• [Exercise task]: Reproduce each of the following records verbatim, preserving every line in its original order.

• [Extracted records]:
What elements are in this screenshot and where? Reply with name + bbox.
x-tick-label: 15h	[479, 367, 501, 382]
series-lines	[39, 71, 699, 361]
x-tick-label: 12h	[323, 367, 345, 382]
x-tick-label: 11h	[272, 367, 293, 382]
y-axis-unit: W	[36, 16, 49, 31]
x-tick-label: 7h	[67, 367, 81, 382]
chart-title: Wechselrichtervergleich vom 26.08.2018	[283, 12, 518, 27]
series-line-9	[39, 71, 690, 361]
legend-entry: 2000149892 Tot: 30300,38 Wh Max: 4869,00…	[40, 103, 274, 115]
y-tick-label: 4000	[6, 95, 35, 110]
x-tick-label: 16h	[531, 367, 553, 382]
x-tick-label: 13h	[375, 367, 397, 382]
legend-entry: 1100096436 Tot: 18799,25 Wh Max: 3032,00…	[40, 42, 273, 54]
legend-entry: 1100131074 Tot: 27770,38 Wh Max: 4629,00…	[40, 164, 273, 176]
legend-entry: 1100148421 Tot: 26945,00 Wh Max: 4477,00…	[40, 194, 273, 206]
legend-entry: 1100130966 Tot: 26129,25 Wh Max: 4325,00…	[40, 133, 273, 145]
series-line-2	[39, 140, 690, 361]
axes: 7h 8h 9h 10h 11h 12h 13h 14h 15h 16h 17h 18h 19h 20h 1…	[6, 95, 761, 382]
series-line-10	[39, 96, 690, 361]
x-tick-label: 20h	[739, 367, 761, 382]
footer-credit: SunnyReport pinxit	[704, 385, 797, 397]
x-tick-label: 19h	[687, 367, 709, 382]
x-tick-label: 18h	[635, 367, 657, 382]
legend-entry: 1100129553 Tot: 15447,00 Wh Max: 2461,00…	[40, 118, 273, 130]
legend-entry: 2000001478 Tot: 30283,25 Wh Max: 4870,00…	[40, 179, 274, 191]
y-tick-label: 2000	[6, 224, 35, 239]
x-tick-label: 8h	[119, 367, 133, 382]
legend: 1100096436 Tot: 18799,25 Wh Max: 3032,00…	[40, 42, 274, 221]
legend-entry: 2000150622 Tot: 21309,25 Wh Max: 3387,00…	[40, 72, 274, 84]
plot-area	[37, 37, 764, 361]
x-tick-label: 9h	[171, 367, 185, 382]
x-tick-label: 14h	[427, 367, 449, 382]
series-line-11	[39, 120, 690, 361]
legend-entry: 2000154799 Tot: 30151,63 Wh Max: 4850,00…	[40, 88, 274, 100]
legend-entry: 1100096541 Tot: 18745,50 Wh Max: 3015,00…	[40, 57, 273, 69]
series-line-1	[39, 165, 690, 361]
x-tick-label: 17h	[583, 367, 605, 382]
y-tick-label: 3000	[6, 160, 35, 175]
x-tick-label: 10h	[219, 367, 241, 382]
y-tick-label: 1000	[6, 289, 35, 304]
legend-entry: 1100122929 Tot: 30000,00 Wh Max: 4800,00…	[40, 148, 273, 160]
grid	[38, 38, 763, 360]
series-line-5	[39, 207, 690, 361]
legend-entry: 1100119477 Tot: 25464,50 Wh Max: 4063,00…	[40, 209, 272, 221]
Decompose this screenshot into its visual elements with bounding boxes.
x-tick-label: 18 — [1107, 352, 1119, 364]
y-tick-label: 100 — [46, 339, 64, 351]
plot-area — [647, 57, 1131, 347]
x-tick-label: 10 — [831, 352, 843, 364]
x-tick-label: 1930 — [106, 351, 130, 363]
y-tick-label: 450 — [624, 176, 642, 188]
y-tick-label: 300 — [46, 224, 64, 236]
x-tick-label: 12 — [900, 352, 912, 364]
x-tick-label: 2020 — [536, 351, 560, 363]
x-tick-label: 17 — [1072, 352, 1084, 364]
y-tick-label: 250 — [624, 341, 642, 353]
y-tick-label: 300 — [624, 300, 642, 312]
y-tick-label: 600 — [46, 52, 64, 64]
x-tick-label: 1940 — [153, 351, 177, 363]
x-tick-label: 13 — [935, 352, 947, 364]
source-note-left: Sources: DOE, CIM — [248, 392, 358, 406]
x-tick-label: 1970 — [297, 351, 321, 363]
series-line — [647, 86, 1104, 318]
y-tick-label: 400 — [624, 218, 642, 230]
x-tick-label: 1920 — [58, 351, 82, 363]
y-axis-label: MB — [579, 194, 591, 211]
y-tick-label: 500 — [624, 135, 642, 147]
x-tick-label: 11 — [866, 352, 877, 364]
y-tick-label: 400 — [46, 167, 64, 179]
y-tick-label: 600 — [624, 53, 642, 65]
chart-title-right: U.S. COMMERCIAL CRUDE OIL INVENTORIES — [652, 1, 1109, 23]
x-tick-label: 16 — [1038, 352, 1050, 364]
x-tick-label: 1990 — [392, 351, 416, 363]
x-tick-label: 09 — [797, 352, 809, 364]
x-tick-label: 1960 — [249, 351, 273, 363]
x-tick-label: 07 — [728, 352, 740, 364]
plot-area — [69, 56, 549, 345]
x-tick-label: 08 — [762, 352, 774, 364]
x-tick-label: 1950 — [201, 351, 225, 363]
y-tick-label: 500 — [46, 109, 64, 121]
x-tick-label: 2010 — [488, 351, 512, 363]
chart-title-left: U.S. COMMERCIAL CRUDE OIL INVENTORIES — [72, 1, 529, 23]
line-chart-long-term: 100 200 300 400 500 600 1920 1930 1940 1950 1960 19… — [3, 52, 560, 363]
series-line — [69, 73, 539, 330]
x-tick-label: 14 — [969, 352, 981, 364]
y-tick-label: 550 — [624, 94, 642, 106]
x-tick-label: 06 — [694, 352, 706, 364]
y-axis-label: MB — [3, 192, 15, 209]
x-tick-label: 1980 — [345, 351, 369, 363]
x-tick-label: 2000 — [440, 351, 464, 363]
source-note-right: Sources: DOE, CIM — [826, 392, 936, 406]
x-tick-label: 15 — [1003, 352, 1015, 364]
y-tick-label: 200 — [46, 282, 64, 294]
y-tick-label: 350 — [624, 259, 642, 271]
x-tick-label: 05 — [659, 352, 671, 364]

• [Expected output]:
What elements are in this screenshot and where? Reply with name + bbox.
x-tick-label: 15h	[479, 367, 501, 382]
series-lines	[39, 71, 699, 361]
x-tick-label: 12h	[323, 367, 345, 382]
x-tick-label: 11h	[272, 367, 293, 382]
y-axis-unit: W	[36, 16, 49, 31]
x-tick-label: 7h	[67, 367, 81, 382]
chart-title: Wechselrichtervergleich vom 26.08.2018	[283, 12, 518, 27]
series-line-9	[39, 71, 690, 361]
legend-entry: 2000149892 Tot: 30300,38 Wh Max: 4869,00…	[40, 103, 274, 115]
y-tick-label: 4000	[6, 95, 35, 110]
x-tick-label: 16h	[531, 367, 553, 382]
x-tick-label: 13h	[375, 367, 397, 382]
legend-entry: 1100096436 Tot: 18799,25 Wh Max: 3032,00…	[40, 42, 273, 54]
legend-entry: 1100131074 Tot: 27770,38 Wh Max: 4629,00…	[40, 164, 273, 176]
legend-entry: 1100148421 Tot: 26945,00 Wh Max: 4477,00…	[40, 194, 273, 206]
legend-entry: 1100130966 Tot: 26129,25 Wh Max: 4325,00…	[40, 133, 273, 145]
series-line-2	[39, 140, 690, 361]
axes: 7h 8h 9h 10h 11h 12h 13h 14h 15h 16h 17h 18h 19h 20h 1…	[6, 95, 761, 382]
series-line-10	[39, 96, 690, 361]
x-tick-label: 20h	[739, 367, 761, 382]
footer-credit: SunnyReport pinxit	[704, 385, 797, 397]
x-tick-label: 19h	[687, 367, 709, 382]
x-tick-label: 18h	[635, 367, 657, 382]
legend-entry: 1100129553 Tot: 15447,00 Wh Max: 2461,00…	[40, 118, 273, 130]
legend-entry: 2000001478 Tot: 30283,25 Wh Max: 4870,00…	[40, 179, 274, 191]
y-tick-label: 2000	[6, 224, 35, 239]
x-tick-label: 8h	[119, 367, 133, 382]
legend: 1100096436 Tot: 18799,25 Wh Max: 3032,00…	[40, 42, 274, 221]
legend-entry: 2000150622 Tot: 21309,25 Wh Max: 3387,00…	[40, 72, 274, 84]
plot-area	[37, 37, 764, 361]
x-tick-label: 9h	[171, 367, 185, 382]
x-tick-label: 14h	[427, 367, 449, 382]
series-line-11	[39, 120, 690, 361]
legend-entry: 2000154799 Tot: 30151,63 Wh Max: 4850,00…	[40, 88, 274, 100]
legend-entry: 1100096541 Tot: 18745,50 Wh Max: 3015,00…	[40, 57, 273, 69]
series-line-1	[39, 165, 690, 361]
x-tick-label: 17h	[583, 367, 605, 382]
y-tick-label: 3000	[6, 160, 35, 175]
x-tick-label: 10h	[219, 367, 241, 382]
y-tick-label: 1000	[6, 289, 35, 304]
legend-entry: 1100122929 Tot: 30000,00 Wh Max: 4800,00…	[40, 148, 273, 160]
grid	[38, 38, 763, 360]
series-line-5	[39, 207, 690, 361]
legend-entry: 1100119477 Tot: 25464,50 Wh Max: 4063,00…	[40, 209, 272, 221]
Decompose this screenshot into its visual elements with bounding boxes.
x-tick-label: 18 — [1107, 352, 1119, 364]
y-tick-label: 100 — [46, 339, 64, 351]
plot-area — [647, 57, 1131, 347]
x-tick-label: 10 — [831, 352, 843, 364]
x-tick-label: 1930 — [106, 351, 130, 363]
y-tick-label: 450 — [624, 176, 642, 188]
y-tick-label: 300 — [46, 224, 64, 236]
x-tick-label: 12 — [900, 352, 912, 364]
x-tick-label: 2020 — [536, 351, 560, 363]
x-tick-label: 17 — [1072, 352, 1084, 364]
y-tick-label: 250 — [624, 341, 642, 353]
y-tick-label: 300 — [624, 300, 642, 312]
y-tick-label: 600 — [46, 52, 64, 64]
x-tick-label: 1940 — [153, 351, 177, 363]
x-tick-label: 13 — [935, 352, 947, 364]
source-note-left: Sources: DOE, CIM — [248, 392, 358, 406]
x-tick-label: 1970 — [297, 351, 321, 363]
series-line — [647, 86, 1104, 318]
y-tick-label: 400 — [624, 218, 642, 230]
x-tick-label: 1920 — [58, 351, 82, 363]
y-axis-label: MB — [579, 194, 591, 211]
y-tick-label: 500 — [624, 135, 642, 147]
x-tick-label: 11 — [866, 352, 877, 364]
y-tick-label: 400 — [46, 167, 64, 179]
y-tick-label: 600 — [624, 53, 642, 65]
chart-title-right: U.S. COMMERCIAL CRUDE OIL INVENTORIES — [652, 1, 1109, 23]
x-tick-label: 16 — [1038, 352, 1050, 364]
x-tick-label: 1990 — [392, 351, 416, 363]
x-tick-label: 09 — [797, 352, 809, 364]
x-tick-label: 1960 — [249, 351, 273, 363]
x-tick-label: 07 — [728, 352, 740, 364]
plot-area — [69, 56, 549, 345]
x-tick-label: 08 — [762, 352, 774, 364]
x-tick-label: 1950 — [201, 351, 225, 363]
y-tick-label: 500 — [46, 109, 64, 121]
x-tick-label: 2010 — [488, 351, 512, 363]
chart-title-left: U.S. COMMERCIAL CRUDE OIL INVENTORIES — [72, 1, 529, 23]
line-chart-long-term: 100 200 300 400 500 600 1920 1930 1940 1950 1960 19… — [3, 52, 560, 363]
series-line — [69, 73, 539, 330]
x-tick-label: 14 — [969, 352, 981, 364]
y-tick-label: 550 — [624, 94, 642, 106]
x-tick-label: 06 — [694, 352, 706, 364]
y-axis-label: MB — [3, 192, 15, 209]
x-tick-label: 1980 — [345, 351, 369, 363]
x-tick-label: 2000 — [440, 351, 464, 363]
source-note-right: Sources: DOE, CIM — [826, 392, 936, 406]
x-tick-label: 15 — [1003, 352, 1015, 364]
y-tick-label: 200 — [46, 282, 64, 294]
y-tick-label: 350 — [624, 259, 642, 271]
x-tick-label: 05 — [659, 352, 671, 364]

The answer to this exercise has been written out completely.